**TASK PROMPT**
Read the records and gather each line that includes "obcí".

[Dataset excerpt]
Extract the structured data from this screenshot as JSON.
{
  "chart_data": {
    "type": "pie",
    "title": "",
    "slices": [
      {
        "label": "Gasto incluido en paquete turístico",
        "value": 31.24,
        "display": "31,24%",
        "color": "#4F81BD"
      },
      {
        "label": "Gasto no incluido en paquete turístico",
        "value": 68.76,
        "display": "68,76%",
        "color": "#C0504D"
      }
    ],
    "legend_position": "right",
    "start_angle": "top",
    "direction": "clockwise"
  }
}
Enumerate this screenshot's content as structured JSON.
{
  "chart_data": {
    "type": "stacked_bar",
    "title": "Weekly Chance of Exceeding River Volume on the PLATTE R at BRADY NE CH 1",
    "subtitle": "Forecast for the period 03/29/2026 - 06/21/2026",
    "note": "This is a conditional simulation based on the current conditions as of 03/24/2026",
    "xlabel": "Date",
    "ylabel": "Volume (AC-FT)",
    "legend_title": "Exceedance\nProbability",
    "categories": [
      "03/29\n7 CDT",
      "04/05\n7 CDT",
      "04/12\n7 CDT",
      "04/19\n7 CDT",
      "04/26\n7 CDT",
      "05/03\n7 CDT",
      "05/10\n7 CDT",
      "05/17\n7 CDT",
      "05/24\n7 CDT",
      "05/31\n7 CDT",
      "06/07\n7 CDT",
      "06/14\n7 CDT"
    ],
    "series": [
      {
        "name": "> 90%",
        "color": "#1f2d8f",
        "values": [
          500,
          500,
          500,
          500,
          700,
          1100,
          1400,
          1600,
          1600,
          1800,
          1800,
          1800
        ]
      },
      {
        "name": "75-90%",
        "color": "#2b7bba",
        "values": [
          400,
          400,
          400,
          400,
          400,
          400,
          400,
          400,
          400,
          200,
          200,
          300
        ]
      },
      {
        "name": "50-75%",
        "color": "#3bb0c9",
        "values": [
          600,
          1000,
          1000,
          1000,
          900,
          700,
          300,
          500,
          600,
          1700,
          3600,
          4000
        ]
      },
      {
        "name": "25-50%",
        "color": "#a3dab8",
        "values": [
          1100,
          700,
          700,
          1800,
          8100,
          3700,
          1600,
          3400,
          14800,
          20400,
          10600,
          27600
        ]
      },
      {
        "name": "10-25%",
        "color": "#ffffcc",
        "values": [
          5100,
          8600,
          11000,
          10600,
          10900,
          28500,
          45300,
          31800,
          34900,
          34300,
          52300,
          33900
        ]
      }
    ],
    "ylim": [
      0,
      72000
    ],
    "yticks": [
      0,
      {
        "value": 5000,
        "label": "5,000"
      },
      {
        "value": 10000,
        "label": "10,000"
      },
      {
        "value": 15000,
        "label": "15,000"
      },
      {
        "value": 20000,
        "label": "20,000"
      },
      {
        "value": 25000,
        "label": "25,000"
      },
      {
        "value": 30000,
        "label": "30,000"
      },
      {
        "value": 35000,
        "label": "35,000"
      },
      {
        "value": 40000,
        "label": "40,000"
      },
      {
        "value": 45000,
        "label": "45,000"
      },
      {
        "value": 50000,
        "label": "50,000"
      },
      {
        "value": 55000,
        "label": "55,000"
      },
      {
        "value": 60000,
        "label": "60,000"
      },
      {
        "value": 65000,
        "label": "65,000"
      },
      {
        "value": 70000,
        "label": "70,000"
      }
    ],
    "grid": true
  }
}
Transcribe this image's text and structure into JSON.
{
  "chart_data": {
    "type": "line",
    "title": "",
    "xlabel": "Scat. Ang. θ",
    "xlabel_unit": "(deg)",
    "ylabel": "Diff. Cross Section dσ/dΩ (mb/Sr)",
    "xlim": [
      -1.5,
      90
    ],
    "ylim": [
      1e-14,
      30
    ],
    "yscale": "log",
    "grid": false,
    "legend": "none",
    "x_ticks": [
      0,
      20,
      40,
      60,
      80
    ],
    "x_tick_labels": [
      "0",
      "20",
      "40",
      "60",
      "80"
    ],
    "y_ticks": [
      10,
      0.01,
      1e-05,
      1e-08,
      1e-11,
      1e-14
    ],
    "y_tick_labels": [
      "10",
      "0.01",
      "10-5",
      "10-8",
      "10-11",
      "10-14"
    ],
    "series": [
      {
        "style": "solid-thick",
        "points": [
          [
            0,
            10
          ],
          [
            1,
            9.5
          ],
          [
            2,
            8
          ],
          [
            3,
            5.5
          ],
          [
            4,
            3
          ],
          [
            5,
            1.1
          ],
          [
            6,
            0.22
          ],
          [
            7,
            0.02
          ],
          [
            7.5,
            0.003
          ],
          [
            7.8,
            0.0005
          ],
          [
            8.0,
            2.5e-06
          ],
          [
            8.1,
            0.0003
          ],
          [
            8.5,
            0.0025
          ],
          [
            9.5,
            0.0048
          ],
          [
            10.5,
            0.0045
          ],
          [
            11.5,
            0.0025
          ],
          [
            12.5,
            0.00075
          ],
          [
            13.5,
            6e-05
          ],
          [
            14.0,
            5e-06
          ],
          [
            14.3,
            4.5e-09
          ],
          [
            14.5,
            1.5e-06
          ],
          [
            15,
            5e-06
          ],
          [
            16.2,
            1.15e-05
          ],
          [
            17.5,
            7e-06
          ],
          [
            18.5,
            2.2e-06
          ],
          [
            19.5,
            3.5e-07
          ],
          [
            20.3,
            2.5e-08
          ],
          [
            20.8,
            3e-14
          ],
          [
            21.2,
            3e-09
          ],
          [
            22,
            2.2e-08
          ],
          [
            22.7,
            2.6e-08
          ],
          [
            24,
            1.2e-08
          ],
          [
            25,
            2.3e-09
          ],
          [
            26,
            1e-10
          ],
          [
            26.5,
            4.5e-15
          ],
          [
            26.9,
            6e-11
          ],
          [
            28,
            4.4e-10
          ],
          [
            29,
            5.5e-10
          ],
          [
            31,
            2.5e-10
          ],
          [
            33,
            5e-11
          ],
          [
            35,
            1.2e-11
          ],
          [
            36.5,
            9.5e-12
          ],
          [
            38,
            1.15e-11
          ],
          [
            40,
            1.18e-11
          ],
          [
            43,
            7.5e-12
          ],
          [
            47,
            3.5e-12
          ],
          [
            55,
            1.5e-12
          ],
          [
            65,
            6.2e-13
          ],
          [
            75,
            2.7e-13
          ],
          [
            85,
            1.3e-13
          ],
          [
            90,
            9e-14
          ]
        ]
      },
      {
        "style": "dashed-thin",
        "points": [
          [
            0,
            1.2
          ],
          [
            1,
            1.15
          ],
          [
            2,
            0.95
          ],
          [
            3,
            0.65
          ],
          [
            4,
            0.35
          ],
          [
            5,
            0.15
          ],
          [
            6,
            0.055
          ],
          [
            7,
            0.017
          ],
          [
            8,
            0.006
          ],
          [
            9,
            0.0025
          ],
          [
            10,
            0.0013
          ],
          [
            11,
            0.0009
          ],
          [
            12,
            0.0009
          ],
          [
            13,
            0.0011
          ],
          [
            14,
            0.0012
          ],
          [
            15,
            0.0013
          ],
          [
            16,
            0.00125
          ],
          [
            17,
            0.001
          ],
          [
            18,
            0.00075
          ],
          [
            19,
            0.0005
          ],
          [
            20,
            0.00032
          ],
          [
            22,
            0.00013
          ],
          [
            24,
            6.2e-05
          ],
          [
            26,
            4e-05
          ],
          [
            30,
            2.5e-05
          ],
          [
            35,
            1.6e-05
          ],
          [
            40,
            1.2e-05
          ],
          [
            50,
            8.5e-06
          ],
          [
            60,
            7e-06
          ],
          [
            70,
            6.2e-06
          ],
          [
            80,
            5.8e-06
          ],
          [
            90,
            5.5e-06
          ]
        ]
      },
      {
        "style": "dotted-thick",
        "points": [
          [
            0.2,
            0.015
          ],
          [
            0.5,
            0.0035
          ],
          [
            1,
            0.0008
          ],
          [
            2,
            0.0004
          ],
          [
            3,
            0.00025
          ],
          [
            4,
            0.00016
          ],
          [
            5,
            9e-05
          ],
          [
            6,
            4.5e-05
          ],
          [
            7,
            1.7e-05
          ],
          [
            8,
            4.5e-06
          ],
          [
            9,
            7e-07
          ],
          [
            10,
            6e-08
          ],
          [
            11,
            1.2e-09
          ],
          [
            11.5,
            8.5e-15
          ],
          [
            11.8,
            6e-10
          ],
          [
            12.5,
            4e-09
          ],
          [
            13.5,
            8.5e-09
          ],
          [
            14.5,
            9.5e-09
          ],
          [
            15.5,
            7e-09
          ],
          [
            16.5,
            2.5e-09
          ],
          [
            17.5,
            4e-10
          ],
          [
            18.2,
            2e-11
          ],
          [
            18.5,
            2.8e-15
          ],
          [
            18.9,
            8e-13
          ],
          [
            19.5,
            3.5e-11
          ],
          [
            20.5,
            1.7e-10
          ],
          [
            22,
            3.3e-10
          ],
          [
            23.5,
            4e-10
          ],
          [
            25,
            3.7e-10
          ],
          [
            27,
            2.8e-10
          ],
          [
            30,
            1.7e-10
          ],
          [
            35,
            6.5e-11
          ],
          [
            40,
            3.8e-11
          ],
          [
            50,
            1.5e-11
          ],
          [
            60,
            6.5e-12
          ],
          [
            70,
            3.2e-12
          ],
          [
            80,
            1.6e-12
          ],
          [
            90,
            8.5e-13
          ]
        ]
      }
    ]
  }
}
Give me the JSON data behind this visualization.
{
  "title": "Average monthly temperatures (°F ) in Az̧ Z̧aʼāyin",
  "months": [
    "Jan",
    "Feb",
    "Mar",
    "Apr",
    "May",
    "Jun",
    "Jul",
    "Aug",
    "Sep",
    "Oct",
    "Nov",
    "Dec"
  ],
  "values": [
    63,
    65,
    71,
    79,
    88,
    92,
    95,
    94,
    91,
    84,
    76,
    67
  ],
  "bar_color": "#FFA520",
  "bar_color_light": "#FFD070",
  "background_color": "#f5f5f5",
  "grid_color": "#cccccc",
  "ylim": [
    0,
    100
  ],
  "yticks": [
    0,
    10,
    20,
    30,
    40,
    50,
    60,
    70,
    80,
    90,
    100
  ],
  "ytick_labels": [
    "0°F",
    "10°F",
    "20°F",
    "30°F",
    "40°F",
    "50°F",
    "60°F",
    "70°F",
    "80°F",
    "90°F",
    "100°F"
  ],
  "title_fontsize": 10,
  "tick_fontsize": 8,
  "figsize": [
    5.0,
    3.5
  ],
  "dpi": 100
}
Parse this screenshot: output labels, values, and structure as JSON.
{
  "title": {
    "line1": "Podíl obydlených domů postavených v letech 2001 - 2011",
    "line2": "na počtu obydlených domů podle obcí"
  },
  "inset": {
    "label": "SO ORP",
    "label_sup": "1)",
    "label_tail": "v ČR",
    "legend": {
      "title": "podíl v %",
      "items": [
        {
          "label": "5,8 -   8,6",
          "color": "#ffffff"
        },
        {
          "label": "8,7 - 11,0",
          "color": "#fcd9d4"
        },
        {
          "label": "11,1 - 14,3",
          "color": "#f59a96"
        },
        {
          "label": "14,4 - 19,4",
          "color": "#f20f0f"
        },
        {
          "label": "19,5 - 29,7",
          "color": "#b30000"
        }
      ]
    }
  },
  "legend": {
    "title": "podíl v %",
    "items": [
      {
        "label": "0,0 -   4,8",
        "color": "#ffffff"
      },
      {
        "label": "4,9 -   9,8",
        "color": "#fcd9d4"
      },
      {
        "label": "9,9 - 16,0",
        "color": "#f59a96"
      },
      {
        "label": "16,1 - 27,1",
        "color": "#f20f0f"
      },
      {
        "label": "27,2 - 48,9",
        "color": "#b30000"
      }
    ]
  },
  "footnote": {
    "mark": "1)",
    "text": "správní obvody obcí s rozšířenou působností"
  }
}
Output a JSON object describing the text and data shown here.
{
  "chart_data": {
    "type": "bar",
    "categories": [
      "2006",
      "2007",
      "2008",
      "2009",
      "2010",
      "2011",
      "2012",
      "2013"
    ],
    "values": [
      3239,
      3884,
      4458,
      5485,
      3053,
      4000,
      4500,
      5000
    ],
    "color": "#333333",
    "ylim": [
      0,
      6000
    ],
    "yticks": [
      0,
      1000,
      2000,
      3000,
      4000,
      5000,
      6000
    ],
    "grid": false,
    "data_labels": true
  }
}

**TASK RESPONSE**
    "line2": "na počtu obydlených domů podle obcí"
    "text": "správní obvody obcí s rozšířenou působností"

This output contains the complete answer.